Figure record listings
+ + +

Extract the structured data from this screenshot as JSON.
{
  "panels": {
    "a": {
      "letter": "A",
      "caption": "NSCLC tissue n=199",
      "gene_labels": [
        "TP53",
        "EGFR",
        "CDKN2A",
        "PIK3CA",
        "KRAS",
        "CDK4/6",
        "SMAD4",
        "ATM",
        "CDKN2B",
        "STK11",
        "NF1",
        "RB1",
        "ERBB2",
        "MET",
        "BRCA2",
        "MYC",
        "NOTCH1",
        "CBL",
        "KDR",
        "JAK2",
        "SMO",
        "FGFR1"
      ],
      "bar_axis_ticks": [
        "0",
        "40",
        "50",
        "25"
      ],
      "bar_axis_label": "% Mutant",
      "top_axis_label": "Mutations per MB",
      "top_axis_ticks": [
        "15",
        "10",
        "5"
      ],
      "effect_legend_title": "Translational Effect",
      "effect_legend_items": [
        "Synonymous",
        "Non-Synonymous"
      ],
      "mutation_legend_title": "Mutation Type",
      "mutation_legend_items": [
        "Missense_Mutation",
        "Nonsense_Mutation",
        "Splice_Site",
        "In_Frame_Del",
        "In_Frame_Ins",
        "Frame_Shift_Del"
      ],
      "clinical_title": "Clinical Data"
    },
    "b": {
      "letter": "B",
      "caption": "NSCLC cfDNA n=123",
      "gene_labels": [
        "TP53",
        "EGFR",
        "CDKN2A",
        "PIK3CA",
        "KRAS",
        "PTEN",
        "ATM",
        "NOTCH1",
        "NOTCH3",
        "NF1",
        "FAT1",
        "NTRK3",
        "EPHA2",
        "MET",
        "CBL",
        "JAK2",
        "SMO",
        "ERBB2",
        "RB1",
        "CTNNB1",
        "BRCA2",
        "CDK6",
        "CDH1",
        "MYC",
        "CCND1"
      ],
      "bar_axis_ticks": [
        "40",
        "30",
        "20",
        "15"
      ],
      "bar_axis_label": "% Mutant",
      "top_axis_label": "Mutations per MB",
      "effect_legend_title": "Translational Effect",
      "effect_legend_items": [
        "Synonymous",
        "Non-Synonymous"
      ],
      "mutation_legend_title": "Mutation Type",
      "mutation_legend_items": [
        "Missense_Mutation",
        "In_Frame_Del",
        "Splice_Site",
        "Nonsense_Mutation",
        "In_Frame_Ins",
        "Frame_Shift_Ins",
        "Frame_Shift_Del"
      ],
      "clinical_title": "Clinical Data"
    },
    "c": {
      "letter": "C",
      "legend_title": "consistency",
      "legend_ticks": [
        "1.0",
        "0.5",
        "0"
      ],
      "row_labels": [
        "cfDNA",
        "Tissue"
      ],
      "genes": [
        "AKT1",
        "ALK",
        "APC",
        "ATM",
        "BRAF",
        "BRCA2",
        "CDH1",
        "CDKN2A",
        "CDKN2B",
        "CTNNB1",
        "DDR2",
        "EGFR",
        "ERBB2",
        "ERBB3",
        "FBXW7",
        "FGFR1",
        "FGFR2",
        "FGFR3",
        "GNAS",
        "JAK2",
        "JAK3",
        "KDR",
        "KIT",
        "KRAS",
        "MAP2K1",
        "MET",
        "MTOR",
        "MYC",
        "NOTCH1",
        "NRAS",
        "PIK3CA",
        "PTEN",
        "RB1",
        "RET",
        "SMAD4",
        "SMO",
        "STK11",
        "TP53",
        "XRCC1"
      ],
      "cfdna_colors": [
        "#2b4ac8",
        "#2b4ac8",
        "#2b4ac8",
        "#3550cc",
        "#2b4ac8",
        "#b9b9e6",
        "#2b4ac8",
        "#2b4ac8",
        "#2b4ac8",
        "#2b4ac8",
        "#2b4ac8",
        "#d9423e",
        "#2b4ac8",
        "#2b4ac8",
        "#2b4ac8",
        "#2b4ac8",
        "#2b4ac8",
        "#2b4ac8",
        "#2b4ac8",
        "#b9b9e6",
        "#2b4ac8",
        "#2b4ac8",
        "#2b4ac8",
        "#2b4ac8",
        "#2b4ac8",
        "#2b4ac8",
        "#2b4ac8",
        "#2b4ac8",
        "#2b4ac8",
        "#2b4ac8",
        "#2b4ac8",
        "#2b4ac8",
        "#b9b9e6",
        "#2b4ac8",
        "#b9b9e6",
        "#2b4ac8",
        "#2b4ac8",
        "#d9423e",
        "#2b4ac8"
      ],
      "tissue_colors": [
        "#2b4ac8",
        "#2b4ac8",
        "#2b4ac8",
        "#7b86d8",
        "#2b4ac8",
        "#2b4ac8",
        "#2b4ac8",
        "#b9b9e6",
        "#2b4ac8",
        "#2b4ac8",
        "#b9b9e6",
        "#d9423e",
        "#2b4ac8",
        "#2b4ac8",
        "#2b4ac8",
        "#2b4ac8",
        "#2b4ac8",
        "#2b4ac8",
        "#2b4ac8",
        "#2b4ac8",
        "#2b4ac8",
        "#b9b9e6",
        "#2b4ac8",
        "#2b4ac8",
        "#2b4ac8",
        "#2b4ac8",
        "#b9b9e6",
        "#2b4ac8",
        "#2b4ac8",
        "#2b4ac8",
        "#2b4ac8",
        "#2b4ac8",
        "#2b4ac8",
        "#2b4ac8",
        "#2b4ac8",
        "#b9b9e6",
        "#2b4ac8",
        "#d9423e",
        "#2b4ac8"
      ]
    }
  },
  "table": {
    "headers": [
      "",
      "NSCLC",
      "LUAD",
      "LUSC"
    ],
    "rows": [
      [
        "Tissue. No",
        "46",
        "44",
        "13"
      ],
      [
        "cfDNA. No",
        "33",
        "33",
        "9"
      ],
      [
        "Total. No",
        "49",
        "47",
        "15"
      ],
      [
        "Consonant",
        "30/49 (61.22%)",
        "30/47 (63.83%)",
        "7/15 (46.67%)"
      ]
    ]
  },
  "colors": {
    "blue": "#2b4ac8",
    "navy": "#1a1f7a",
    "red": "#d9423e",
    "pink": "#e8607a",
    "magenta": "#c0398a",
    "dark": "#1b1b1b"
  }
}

+ + +

Task to carry out –
The records must each be output verbatim, with nothing left out.

Response to the exercise –
Extract the structured data from this screenshot as JSON.
{
  "panels": {
    "a": {
      "letter": "A",
      "caption": "NSCLC tissue n=199",
      "gene_labels": [
        "TP53",
        "EGFR",
        "CDKN2A",
        "PIK3CA",
        "KRAS",
        "CDK4/6",
        "SMAD4",
        "ATM",
        "CDKN2B",
        "STK11",
        "NF1",
        "RB1",
        "ERBB2",
        "MET",
        "BRCA2",
        "MYC",
        "NOTCH1",
        "CBL",
        "KDR",
        "JAK2",
        "SMO",
        "FGFR1"
      ],
      "bar_axis_ticks": [
        "0",
        "40",
        "50",
        "25"
      ],
      "bar_axis_label": "% Mutant",
      "top_axis_label": "Mutations per MB",
      "top_axis_ticks": [
        "15",
        "10",
        "5"
      ],
      "effect_legend_title": "Translational Effect",
      "effect_legend_items": [
        "Synonymous",
        "Non-Synonymous"
      ],
      "mutation_legend_title": "Mutation Type",
      "mutation_legend_items": [
        "Missense_Mutation",
        "Nonsense_Mutation",
        "Splice_Site",
        "In_Frame_Del",
        "In_Frame_Ins",
        "Frame_Shift_Del"
      ],
      "clinical_title": "Clinical Data"
    },
    "b": {
      "letter": "B",
      "caption": "NSCLC cfDNA n=123",
      "gene_labels": [
        "TP53",
        "EGFR",
        "CDKN2A",
        "PIK3CA",
        "KRAS",
        "PTEN",
        "ATM",
        "NOTCH1",
        "NOTCH3",
        "NF1",
        "FAT1",
        "NTRK3",
        "EPHA2",
        "MET",
        "CBL",
        "JAK2",
        "SMO",
        "ERBB2",
        "RB1",
        "CTNNB1",
        "BRCA2",
        "CDK6",
        "CDH1",
        "MYC",
        "CCND1"
      ],
      "bar_axis_ticks": [
        "40",
        "30",
        "20",
        "15"
      ],
      "bar_axis_label": "% Mutant",
      "top_axis_label": "Mutations per MB",
      "effect_legend_title": "Translational Effect",
      "effect_legend_items": [
        "Synonymous",
        "Non-Synonymous"
      ],
      "mutation_legend_title": "Mutation Type",
      "mutation_legend_items": [
        "Missense_Mutation",
        "In_Frame_Del",
        "Splice_Site",
        "Nonsense_Mutation",
        "In_Frame_Ins",
        "Frame_Shift_Ins",
        "Frame_Shift_Del"
      ],
      "clinical_title": "Clinical Data"
    },
    "c": {
      "letter": "C",
      "legend_title": "consistency",
      "legend_ticks": [
        "1.0",
        "0.5",
        "0"
      ],
      "row_labels": [
        "cfDNA",
        "Tissue"
      ],
      "genes": [
        "AKT1",
        "ALK",
        "APC",
        "ATM",
        "BRAF",
        "BRCA2",
        "CDH1",
        "CDKN2A",
        "CDKN2B",
        "CTNNB1",
        "DDR2",
        "EGFR",
        "ERBB2",
        "ERBB3",
        "FBXW7",
        "FGFR1",
        "FGFR2",
        "FGFR3",
        "GNAS",
        "JAK2",
        "JAK3",
        "KDR",
        "KIT",
        "KRAS",
        "MAP2K1",
        "MET",
        "MTOR",
        "MYC",
        "NOTCH1",
        "NRAS",
        "PIK3CA",
        "PTEN",
        "RB1",
        "RET",
        "SMAD4",
        "SMO",
        "STK11",
        "TP53",
        "XRCC1"
      ],
      "cfdna_colors": [
        "#2b4ac8",
        "#2b4ac8",
        "#2b4ac8",
        "#3550cc",
        "#2b4ac8",
        "#b9b9e6",
        "#2b4ac8",
        "#2b4ac8",
        "#2b4ac8",
        "#2b4ac8",
        "#2b4ac8",
        "#d9423e",
        "#2b4ac8",
        "#2b4ac8",
        "#2b4ac8",
        "#2b4ac8",
        "#2b4ac8",
        "#2b4ac8",
        "#2b4ac8",
        "#b9b9e6",
        "#2b4ac8",
        "#2b4ac8",
        "#2b4ac8",
        "#2b4ac8",
        "#2b4ac8",
        "#2b4ac8",
        "#2b4ac8",
        "#2b4ac8",
        "#2b4ac8",
        "#2b4ac8",
        "#2b4ac8",
        "#2b4ac8",
        "#b9b9e6",
        "#2b4ac8",
        "#b9b9e6",
        "#2b4ac8",
        "#2b4ac8",
        "#d9423e",
        "#2b4ac8"
      ],
      "tissue_colors": [
        "#2b4ac8",
        "#2b4ac8",
        "#2b4ac8",
        "#7b86d8",
        "#2b4ac8",
        "#2b4ac8",
        "#2b4ac8",
        "#b9b9e6",
        "#2b4ac8",
        "#2b4ac8",
        "#b9b9e6",
        "#d9423e",
        "#2b4ac8",
        "#2b4ac8",
        "#2b4ac8",
        "#2b4ac8",
        "#2b4ac8",
        "#2b4ac8",
        "#2b4ac8",
        "#2b4ac8",
        "#2b4ac8",
        "#b9b9e6",
        "#2b4ac8",
        "#2b4ac8",
        "#2b4ac8",
        "#2b4ac8",
        "#b9b9e6",
        "#2b4ac8",
        "#2b4ac8",
        "#2b4ac8",
        "#2b4ac8",
        "#2b4ac8",
        "#2b4ac8",
        "#2b4ac8",
        "#2b4ac8",
        "#b9b9e6",
        "#2b4ac8",
        "#d9423e",
        "#2b4ac8"
      ]
    }
  },
  "table": {
    "headers": [
      "",
      "NSCLC",
      "LUAD",
      "LUSC"
    ],
    "rows": [
      [
        "Tissue. No",
        "46",
        "44",
        "13"
      ],
      [
        "cfDNA. No",
        "33",
        "33",
        "9"
      ],
      [
        "Total. No",
        "49",
        "47",
        "15"
      ],
      [
        "Consonant",
        "30/49 (61.22%)",
        "30/47 (63.83%)",
        "7/15 (46.67%)"
      ]
    ]
  },
  "colors": {
    "blue": "#2b4ac8",
    "navy": "#1a1f7a",
    "red": "#d9423e",
    "pink": "#e8607a",
    "magenta": "#c0398a",
    "dark": "#1b1b1b"
  }
}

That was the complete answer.